GIVEN REQUEST - In the material below, find how many lines contain the string "playsuit". Write only that number.
BEGIN
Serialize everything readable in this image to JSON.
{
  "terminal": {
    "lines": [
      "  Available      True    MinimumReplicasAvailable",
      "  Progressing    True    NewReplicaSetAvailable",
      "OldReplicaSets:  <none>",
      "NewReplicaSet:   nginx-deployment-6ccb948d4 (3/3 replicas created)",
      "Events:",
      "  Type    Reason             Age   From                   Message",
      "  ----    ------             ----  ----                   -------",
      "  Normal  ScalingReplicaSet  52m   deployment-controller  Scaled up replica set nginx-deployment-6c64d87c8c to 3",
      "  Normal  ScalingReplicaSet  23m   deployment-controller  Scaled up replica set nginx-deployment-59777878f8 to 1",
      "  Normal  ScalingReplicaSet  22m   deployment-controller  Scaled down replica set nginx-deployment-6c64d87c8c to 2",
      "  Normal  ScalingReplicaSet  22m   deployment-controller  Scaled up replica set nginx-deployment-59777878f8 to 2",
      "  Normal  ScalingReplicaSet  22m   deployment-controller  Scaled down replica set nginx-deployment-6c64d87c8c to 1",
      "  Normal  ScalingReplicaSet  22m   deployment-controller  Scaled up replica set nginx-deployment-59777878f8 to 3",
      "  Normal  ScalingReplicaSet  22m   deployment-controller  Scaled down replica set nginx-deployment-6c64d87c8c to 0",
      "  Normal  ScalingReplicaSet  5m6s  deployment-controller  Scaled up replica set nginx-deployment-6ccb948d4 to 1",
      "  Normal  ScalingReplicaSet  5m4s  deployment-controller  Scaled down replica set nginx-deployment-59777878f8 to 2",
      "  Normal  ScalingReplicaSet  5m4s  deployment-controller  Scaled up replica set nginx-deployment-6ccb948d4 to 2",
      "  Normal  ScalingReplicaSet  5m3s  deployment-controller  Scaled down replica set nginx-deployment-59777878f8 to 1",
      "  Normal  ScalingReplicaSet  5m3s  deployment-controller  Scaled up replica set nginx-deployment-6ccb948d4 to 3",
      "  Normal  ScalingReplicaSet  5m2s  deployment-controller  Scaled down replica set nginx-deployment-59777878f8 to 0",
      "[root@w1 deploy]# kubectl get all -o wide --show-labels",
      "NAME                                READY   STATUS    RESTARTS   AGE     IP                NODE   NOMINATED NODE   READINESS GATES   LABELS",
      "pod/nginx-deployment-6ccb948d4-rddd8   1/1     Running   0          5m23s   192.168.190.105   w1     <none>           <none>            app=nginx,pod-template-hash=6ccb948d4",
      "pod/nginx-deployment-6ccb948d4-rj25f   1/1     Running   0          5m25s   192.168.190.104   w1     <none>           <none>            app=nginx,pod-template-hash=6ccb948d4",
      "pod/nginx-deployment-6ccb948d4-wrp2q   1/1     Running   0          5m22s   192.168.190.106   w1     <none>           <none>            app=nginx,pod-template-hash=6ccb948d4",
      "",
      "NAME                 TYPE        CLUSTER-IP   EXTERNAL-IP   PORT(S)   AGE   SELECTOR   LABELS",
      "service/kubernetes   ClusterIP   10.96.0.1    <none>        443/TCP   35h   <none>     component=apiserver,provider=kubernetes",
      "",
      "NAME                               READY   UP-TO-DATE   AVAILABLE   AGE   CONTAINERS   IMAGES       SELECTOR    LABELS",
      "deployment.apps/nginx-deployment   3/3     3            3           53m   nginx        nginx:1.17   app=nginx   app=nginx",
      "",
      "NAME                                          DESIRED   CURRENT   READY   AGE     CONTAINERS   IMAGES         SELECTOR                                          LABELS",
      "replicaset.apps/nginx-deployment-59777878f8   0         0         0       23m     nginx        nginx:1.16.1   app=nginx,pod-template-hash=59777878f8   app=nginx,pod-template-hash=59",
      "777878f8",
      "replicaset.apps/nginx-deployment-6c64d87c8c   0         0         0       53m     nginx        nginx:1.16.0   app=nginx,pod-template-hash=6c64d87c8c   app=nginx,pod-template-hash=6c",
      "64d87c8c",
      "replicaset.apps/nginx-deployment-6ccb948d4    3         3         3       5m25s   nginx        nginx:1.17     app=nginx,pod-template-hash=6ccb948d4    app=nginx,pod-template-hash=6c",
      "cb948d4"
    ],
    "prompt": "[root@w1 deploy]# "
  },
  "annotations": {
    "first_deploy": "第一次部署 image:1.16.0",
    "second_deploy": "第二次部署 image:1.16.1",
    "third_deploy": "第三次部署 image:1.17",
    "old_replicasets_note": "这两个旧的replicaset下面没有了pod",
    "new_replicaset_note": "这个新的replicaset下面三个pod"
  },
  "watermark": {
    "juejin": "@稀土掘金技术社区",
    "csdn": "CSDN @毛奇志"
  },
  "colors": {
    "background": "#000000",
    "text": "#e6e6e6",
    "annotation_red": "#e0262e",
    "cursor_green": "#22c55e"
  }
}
END
BEGIN
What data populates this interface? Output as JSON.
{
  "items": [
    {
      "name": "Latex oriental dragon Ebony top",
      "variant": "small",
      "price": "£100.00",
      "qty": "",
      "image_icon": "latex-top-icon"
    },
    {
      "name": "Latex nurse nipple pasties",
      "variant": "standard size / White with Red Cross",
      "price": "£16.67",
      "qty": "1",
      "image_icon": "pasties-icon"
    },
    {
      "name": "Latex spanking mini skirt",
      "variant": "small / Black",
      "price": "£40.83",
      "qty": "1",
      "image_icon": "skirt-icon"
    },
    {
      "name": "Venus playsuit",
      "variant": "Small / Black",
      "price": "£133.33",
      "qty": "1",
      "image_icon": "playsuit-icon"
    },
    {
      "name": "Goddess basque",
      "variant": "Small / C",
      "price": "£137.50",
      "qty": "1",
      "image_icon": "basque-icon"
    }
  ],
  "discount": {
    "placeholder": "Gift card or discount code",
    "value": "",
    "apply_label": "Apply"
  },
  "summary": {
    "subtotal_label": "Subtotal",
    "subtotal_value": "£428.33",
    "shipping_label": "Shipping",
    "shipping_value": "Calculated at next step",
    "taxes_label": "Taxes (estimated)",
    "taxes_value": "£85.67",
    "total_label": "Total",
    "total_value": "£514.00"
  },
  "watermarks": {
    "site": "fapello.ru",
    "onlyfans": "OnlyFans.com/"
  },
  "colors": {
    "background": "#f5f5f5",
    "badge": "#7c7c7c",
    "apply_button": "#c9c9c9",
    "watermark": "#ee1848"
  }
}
END
BEGIN
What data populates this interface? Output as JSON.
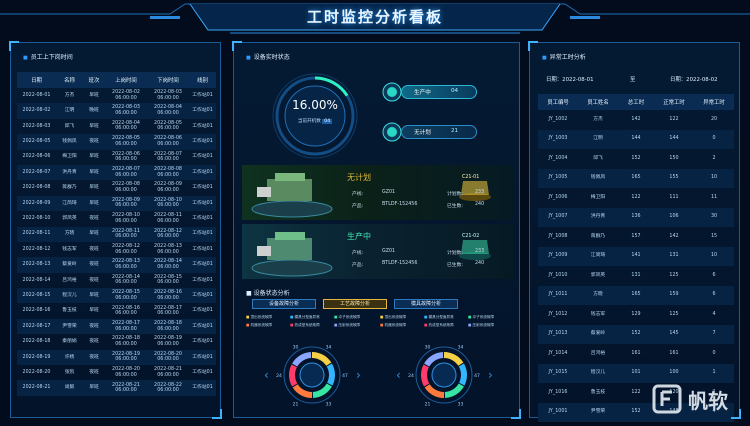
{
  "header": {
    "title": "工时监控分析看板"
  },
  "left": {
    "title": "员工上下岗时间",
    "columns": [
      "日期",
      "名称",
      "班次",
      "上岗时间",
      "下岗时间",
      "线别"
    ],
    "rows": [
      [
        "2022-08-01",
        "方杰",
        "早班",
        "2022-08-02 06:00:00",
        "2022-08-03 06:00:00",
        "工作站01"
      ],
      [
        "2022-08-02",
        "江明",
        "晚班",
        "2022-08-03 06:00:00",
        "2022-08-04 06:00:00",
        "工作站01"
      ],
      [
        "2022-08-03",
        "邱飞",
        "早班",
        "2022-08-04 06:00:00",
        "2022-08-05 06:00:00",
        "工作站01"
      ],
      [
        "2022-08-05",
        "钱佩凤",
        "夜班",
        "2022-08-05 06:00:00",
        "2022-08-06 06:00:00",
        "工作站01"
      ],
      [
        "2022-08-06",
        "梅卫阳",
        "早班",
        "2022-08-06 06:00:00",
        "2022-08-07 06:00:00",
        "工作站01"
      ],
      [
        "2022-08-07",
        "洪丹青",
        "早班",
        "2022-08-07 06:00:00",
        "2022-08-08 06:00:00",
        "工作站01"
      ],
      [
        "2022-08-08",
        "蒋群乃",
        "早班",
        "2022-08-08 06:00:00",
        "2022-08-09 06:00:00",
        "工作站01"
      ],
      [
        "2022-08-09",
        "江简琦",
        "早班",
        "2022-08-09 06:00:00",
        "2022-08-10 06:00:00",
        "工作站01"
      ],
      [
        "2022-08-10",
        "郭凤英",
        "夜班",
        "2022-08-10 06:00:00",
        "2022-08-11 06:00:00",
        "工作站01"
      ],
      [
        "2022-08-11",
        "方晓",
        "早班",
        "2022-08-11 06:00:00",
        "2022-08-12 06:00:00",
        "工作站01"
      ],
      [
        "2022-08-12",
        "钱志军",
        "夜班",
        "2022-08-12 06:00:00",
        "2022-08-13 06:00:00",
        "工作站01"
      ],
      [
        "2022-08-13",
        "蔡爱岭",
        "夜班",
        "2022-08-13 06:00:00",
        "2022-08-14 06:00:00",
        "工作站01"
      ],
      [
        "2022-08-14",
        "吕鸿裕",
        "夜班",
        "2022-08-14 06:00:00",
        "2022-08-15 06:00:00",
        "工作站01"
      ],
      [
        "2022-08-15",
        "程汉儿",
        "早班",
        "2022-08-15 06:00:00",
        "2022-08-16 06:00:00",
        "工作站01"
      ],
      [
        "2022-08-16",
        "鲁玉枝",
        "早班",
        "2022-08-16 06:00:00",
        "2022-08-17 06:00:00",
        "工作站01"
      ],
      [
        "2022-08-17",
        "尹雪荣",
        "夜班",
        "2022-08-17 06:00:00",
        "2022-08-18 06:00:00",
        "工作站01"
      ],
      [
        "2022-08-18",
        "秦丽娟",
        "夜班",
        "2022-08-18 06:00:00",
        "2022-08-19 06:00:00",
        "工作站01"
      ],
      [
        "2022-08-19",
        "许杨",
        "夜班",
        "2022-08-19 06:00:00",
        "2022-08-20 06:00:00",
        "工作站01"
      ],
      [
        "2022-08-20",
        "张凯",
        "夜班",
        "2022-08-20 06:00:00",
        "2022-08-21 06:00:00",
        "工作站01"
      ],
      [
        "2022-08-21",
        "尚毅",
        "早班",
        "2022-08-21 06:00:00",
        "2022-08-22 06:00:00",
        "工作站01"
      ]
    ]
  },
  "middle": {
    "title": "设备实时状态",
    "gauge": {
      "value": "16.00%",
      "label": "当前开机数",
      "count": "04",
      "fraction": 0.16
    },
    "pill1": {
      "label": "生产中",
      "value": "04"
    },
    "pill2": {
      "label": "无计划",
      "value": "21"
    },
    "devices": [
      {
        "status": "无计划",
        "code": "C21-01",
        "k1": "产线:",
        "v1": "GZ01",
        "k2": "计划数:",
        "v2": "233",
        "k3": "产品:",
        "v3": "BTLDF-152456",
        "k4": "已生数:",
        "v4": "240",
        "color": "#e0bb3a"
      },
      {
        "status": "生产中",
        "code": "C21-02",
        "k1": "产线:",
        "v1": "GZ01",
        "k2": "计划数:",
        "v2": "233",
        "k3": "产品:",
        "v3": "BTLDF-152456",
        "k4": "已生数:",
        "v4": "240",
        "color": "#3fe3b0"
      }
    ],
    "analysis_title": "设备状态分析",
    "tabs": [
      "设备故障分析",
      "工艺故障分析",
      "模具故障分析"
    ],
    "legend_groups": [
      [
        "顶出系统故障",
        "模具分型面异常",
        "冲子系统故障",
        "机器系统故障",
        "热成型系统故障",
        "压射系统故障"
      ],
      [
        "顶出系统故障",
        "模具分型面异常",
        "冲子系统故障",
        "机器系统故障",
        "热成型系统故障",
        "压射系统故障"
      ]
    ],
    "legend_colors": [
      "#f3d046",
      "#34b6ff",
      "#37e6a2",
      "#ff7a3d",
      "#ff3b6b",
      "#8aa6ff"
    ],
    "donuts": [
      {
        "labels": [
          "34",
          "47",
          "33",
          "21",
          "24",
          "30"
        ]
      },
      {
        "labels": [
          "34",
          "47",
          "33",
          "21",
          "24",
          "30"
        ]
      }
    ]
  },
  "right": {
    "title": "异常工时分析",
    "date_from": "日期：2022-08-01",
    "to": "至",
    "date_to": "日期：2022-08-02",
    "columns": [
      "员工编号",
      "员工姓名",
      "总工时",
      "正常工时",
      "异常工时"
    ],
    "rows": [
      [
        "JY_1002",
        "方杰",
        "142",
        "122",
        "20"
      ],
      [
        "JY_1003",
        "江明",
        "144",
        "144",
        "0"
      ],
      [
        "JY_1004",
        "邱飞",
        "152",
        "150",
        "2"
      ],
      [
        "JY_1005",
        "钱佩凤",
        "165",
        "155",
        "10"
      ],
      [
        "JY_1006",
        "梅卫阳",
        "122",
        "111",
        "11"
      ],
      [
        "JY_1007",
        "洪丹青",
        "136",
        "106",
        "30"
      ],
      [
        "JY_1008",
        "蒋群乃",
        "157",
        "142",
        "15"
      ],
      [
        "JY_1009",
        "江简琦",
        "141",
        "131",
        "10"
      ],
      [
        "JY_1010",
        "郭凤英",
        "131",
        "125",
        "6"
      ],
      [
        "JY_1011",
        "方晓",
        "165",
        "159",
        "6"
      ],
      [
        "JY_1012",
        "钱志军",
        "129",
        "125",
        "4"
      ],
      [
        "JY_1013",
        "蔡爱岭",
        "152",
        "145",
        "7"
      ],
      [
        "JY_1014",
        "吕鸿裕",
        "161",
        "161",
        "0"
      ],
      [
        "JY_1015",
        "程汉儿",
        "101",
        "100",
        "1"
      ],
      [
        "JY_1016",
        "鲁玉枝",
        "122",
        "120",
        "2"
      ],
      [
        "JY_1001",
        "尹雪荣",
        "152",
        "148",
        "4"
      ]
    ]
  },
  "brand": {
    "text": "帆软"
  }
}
END
THE SOLUTION - 2